§ **Data shown**
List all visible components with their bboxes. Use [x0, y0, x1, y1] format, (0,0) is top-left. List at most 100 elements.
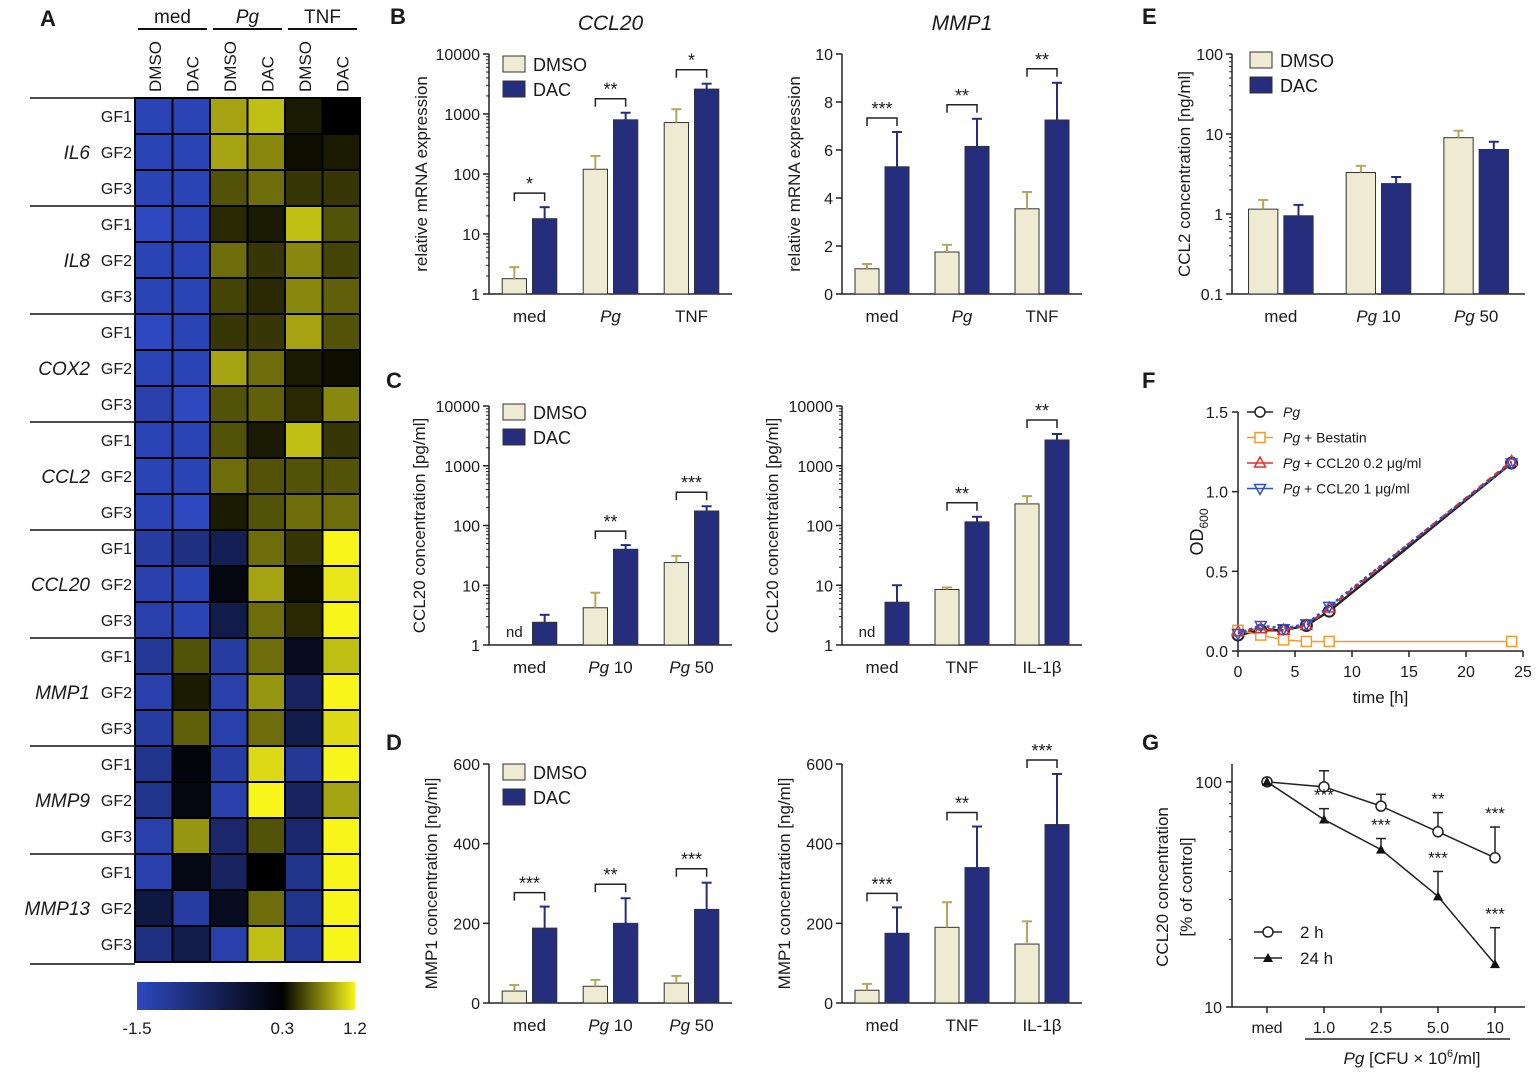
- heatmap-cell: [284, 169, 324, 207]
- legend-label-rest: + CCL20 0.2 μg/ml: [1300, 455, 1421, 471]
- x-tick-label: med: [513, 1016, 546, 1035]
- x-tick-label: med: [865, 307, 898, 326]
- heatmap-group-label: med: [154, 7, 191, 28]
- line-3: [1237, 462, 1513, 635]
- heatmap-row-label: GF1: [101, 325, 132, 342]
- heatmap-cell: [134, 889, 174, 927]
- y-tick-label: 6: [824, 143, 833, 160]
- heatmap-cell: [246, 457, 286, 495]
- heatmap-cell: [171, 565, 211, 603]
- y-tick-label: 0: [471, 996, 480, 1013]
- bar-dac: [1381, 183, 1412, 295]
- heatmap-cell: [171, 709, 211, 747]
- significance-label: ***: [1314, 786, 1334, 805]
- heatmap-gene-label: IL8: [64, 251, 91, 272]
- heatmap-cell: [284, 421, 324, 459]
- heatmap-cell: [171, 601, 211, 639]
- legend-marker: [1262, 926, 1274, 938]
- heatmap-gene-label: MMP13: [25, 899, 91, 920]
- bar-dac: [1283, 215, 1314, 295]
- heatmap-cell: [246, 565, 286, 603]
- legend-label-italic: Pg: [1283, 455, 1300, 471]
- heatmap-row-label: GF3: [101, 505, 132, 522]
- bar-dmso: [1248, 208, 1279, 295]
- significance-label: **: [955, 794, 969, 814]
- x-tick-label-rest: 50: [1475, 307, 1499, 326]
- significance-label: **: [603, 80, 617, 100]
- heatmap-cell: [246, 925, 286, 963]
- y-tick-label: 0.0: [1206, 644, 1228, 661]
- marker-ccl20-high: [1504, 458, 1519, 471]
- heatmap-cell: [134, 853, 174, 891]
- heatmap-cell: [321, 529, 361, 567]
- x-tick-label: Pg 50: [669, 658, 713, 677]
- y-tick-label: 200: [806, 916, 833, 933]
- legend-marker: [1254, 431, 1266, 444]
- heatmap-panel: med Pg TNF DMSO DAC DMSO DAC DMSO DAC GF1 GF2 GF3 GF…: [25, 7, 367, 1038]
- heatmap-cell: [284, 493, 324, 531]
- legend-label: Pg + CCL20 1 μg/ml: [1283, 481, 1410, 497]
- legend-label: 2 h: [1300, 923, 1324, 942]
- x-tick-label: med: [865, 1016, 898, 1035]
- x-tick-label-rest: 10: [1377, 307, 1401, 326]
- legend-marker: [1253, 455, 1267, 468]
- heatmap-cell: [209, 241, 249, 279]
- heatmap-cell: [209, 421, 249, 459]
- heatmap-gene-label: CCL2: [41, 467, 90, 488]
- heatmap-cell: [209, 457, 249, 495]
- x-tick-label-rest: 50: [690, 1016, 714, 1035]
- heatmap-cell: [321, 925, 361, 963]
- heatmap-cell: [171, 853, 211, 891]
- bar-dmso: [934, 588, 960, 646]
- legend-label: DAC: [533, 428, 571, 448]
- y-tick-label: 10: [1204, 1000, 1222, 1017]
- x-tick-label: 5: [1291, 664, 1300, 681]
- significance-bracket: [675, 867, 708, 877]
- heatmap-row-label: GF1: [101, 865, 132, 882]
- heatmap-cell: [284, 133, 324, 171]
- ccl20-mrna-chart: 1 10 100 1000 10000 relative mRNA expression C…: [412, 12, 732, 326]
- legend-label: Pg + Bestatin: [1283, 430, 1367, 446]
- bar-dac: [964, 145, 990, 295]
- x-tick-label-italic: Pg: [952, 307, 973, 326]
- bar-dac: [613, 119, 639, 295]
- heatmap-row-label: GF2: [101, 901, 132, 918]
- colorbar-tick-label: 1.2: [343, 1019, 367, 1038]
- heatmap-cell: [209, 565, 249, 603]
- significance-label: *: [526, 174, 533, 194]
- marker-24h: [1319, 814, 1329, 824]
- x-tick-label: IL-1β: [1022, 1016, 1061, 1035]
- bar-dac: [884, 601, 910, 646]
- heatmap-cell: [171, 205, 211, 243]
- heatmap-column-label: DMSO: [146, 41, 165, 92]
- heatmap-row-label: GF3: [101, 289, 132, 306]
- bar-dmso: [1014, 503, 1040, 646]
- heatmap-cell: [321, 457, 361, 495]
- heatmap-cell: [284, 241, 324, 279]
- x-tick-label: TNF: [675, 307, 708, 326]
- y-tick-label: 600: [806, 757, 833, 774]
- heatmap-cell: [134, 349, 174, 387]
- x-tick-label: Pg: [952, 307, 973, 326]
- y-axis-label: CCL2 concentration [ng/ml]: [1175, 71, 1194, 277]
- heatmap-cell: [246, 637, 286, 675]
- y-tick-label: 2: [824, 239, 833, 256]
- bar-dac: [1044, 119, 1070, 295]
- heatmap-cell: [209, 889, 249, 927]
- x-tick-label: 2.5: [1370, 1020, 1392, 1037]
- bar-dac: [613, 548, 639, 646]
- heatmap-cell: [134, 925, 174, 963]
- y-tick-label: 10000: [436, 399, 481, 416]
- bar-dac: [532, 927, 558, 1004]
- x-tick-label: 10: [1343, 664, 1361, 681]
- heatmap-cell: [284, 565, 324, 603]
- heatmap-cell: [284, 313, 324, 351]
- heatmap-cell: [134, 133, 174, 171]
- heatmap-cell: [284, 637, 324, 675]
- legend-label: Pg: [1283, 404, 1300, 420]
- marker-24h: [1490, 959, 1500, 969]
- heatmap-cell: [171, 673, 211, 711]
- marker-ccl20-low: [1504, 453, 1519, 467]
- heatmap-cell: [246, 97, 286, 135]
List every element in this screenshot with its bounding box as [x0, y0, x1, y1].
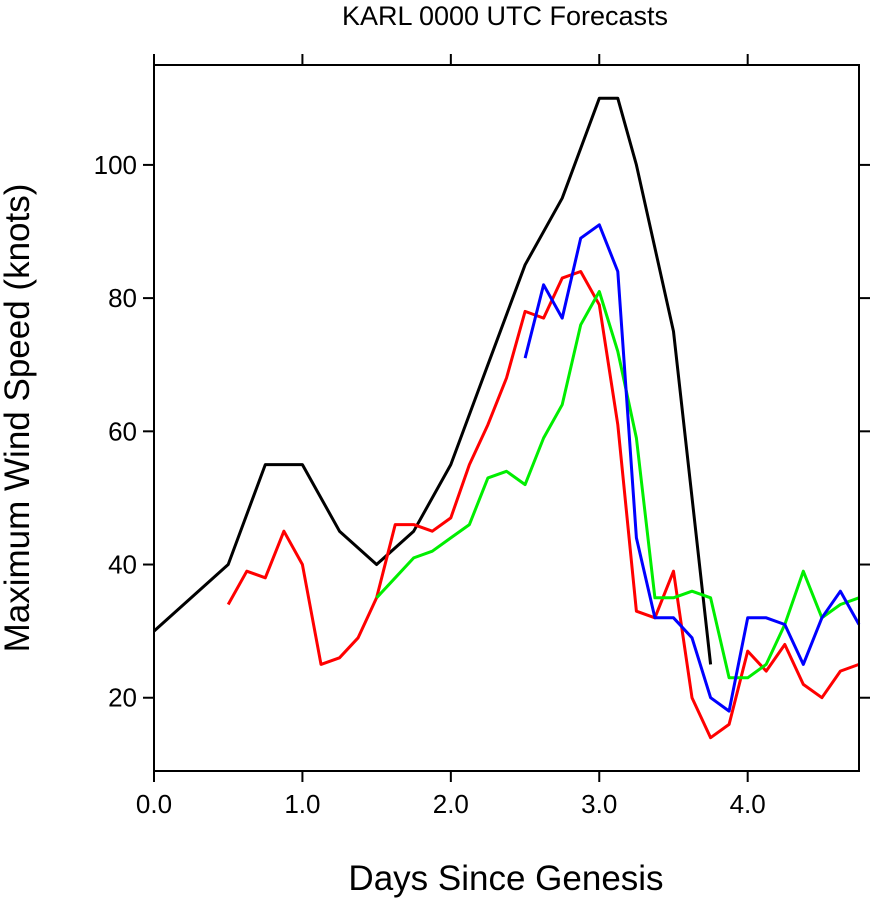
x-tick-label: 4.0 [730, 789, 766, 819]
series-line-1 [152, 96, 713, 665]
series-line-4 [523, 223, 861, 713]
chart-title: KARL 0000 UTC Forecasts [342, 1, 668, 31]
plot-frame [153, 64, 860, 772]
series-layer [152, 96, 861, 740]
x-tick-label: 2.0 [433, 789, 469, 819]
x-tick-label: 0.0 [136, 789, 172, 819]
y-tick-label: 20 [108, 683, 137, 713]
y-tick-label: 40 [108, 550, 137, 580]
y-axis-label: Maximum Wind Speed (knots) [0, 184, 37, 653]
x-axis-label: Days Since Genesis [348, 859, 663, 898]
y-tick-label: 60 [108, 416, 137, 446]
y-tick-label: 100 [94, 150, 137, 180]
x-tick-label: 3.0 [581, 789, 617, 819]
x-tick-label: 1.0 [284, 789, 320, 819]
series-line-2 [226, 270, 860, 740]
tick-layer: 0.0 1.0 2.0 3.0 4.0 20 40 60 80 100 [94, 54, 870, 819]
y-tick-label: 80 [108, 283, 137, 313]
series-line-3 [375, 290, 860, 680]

§ **Required work**
Only the lines from the line containing "List every element" through the end of the material should be retyped, exactly and in full, with no pictures.

§ **Result**
List every element in this screenshot with its bounding box as [x0, y0, x1, y1].
x-tick-label: 4.0 [730, 789, 766, 819]
series-line-1 [152, 96, 713, 665]
series-line-4 [523, 223, 861, 713]
chart-title: KARL 0000 UTC Forecasts [342, 1, 668, 31]
plot-frame [153, 64, 860, 772]
series-layer [152, 96, 861, 740]
x-tick-label: 2.0 [433, 789, 469, 819]
x-tick-label: 0.0 [136, 789, 172, 819]
y-tick-label: 20 [108, 683, 137, 713]
y-tick-label: 40 [108, 550, 137, 580]
y-axis-label: Maximum Wind Speed (knots) [0, 184, 37, 653]
x-axis-label: Days Since Genesis [348, 859, 663, 898]
y-tick-label: 60 [108, 416, 137, 446]
y-tick-label: 100 [94, 150, 137, 180]
x-tick-label: 3.0 [581, 789, 617, 819]
x-tick-label: 1.0 [284, 789, 320, 819]
series-line-2 [226, 270, 860, 740]
tick-layer: 0.0 1.0 2.0 3.0 4.0 20 40 60 80 100 [94, 54, 870, 819]
y-tick-label: 80 [108, 283, 137, 313]
series-line-3 [375, 290, 860, 680]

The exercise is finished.